IRS Issues Final Regulations on Solid Waste Disposal Facilities

On August 18, 2011, the Internal Revenue Service (the "IRS") issued final regulations1 (the "Final Regulations") for determining whether a facility is a "solid waste disposal facility" and therefore, eligible for tax-exempt bond financing. The Final Regulations are applicable to bonds sold on or after October 18, 2011. Issuers may elect to apply the Final Regulations in whole, but not in part, to outstanding bonds that have been sold before October 18, 2011. The Final Regulations do not need to be applied to bonds that currently refund bonds that were originally not subject to the Final Regulations as long as the weighted average maturity of the refunding bonds is no longer than the remaining weighted average maturity of the refunded bonds.

The significant provisions of the Final Regulations:

  • eliminate the requirement that solid waste have "no value";
  • eliminate the proposed rule that "residual material" is only solid waste if it is less than 5% of the material introduced into the original production process;
  • expand the definition of solid waste disposal facilities to include facilities performing a "preliminary function" or that are functionally related or subordinate to a facility that processes solid waste;
  • clarify the types of solid waste disposal processes that qualify for tax-exempt financing;
  • for recycling and energy production facilities, still provide that the solid waste disposal process, in effect, ends at the production of the first useful product;
  • eliminate the proposed rule that a function can only be treated as preliminary if more than 50% of the materials that result from the function are solid waste; and
  • keep the rule that an entire facility is eligible for tax-exempt financing if at least 65% of the material processed is solid waste, but with a new requirement that the 65% rule be tested annually (subject to limited exceptions as described below).

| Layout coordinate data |
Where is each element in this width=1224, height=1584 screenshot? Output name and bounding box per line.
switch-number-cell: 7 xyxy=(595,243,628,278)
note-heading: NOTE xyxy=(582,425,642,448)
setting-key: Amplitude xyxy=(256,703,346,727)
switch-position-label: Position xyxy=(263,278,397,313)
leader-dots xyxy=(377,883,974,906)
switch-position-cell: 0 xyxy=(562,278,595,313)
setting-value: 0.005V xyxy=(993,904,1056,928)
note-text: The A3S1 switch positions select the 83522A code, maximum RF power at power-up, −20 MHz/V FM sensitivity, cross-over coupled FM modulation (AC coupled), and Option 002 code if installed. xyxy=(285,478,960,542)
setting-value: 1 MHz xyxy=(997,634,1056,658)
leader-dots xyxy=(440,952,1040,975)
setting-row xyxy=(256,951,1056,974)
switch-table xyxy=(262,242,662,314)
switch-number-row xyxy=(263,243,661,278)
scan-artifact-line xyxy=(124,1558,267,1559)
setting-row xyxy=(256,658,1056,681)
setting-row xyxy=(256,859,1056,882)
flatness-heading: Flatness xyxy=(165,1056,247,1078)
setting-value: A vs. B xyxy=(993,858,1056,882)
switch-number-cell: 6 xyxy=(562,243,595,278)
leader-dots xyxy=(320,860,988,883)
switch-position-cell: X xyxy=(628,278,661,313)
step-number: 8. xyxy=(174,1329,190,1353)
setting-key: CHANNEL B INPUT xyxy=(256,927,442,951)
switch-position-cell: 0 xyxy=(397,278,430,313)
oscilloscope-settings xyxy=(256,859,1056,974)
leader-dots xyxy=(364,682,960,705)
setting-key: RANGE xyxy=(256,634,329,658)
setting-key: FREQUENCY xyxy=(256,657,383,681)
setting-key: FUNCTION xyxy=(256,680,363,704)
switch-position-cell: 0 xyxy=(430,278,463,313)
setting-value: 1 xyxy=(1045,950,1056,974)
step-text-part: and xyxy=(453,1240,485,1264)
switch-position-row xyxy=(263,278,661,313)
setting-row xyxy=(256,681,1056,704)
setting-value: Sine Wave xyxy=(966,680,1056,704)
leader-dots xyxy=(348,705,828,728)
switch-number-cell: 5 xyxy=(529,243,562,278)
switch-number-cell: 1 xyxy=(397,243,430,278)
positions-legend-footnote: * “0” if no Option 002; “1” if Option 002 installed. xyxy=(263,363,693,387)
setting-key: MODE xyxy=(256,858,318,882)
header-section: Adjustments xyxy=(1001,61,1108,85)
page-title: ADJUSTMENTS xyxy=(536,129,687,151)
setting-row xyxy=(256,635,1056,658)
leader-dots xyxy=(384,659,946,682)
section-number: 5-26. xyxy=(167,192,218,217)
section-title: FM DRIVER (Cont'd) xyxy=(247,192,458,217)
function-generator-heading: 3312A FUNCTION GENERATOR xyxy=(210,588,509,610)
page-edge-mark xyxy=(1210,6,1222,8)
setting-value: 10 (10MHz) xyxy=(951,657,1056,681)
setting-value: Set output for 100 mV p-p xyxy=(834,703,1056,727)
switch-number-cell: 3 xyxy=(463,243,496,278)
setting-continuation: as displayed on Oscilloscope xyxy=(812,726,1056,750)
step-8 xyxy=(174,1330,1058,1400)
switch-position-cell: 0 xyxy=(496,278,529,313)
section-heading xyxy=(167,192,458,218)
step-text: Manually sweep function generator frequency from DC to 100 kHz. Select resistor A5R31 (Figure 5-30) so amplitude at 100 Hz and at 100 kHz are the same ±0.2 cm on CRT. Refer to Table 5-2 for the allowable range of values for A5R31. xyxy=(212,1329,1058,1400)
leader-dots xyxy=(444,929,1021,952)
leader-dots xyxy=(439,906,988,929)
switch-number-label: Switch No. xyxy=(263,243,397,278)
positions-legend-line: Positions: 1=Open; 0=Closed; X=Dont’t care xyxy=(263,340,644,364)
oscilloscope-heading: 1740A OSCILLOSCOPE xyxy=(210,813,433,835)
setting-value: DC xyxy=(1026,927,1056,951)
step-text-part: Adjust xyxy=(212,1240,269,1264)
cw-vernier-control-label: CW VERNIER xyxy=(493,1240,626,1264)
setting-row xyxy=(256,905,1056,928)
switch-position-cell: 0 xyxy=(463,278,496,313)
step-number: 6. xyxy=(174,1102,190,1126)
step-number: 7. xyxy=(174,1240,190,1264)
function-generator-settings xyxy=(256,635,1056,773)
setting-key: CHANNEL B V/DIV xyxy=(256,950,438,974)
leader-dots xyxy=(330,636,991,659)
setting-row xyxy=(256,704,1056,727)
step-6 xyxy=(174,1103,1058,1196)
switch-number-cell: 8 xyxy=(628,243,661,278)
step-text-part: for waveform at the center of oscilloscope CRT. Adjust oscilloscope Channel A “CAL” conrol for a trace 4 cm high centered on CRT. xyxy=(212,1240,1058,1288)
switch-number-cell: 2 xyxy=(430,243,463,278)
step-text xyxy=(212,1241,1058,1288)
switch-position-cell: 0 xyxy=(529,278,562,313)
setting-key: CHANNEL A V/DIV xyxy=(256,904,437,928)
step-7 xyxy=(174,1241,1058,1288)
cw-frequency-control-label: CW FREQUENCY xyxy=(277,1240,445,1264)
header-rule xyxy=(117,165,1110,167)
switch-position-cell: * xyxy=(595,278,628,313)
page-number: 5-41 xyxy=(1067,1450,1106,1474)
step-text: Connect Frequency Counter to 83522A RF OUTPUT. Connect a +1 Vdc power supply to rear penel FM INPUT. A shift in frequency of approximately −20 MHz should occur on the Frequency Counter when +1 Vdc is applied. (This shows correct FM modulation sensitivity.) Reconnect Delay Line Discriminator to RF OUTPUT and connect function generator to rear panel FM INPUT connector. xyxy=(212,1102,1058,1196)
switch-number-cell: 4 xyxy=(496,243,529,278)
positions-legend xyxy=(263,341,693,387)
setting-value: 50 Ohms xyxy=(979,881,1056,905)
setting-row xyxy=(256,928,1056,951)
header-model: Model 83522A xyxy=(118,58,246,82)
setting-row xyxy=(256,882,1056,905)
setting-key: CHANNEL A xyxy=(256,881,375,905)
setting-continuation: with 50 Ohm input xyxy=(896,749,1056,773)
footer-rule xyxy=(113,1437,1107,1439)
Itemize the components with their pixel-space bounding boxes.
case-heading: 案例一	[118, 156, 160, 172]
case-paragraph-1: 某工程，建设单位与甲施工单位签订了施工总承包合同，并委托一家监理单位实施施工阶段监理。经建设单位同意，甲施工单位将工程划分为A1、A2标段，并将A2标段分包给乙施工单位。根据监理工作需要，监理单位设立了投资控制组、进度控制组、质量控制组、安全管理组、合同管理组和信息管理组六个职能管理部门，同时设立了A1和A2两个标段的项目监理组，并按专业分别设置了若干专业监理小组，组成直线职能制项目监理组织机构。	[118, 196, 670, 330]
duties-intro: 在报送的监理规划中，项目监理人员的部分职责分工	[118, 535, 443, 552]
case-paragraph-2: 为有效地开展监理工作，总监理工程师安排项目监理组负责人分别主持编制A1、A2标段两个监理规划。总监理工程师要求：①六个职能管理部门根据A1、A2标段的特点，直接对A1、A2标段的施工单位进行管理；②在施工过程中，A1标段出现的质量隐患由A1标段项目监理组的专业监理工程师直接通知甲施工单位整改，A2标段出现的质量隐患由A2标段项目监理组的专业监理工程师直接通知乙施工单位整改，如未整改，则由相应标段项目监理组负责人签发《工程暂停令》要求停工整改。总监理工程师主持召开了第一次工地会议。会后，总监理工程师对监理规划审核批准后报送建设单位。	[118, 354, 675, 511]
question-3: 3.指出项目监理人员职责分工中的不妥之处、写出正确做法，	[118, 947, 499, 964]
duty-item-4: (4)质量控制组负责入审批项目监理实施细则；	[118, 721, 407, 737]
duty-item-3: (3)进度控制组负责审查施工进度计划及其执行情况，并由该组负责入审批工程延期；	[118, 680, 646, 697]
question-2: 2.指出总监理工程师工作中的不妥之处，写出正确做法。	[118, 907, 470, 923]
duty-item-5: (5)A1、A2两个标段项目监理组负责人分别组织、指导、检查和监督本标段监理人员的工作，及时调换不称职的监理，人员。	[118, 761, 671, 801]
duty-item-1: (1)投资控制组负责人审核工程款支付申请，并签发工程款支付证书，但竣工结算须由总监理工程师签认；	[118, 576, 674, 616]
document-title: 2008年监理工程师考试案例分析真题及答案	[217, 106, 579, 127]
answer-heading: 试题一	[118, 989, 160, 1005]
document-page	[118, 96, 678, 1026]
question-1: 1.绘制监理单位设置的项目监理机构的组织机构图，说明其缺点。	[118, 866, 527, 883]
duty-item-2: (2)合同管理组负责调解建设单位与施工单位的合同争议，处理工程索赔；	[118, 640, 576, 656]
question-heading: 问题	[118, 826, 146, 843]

| OBJECTIVES |
• a. Answer these questions about the IRS solid waste regulations text:
(i) On what date did the IRS issue the Final Regulations?
(ii) Bonds sold on or after what date are subject to the Final Regulations?
(iii) What share of the material processed must be solid waste for an entire facility to be eligible for tax-exempt financing?
• b. Write the next part of the text on the IRS solid waste disposal regulations, picking up after its final bullet point.

| RESPONSES |
• a.
(i) August 18, 2011
(ii) October 18, 2011
(iii) At least 65%, tested annually

• b.
Background on Solid Waste Disposal Bonds

The Internal Revenue Code (the "Code") generally restricts the amount of private business use associated with tax-exempt bond financed facilities. However, under Section 142 of the Code, certain exempt facilities that are privately used (including solid waste disposal facilities2) are eligible for tax-exempt bond financing. Under existing regulations, (1) solid waste disposal facilities are used for the collection, storage, treatment, utilization, processing, or final disposal of solid waste3 and (2) solid waste generally means garbage, refuse, and other discarded solid materials, but only if such property has no market or other value at the place where it is located (the "No-Value Test").4 The application of the No-Value Test has been difficult to apply in determining whether a facility can be financed with tax-exempt bonds.

In 2009, the IRS issued proposed regulations (the "2009 Proposed Regulations) relating to solid waste disposal facilities. The 2009 Proposed Regulations raised a number of interpretive issues, many of which are addressed in the Final Regulations.

Definition of Solid Waste Disposal Facility

The Final Regulations define a "solid waste disposal facility" as a facility that processes solid waste in a qualified solid waste disposal process, performs a function preliminary to such process, or is functionally related and subordinate to the facility.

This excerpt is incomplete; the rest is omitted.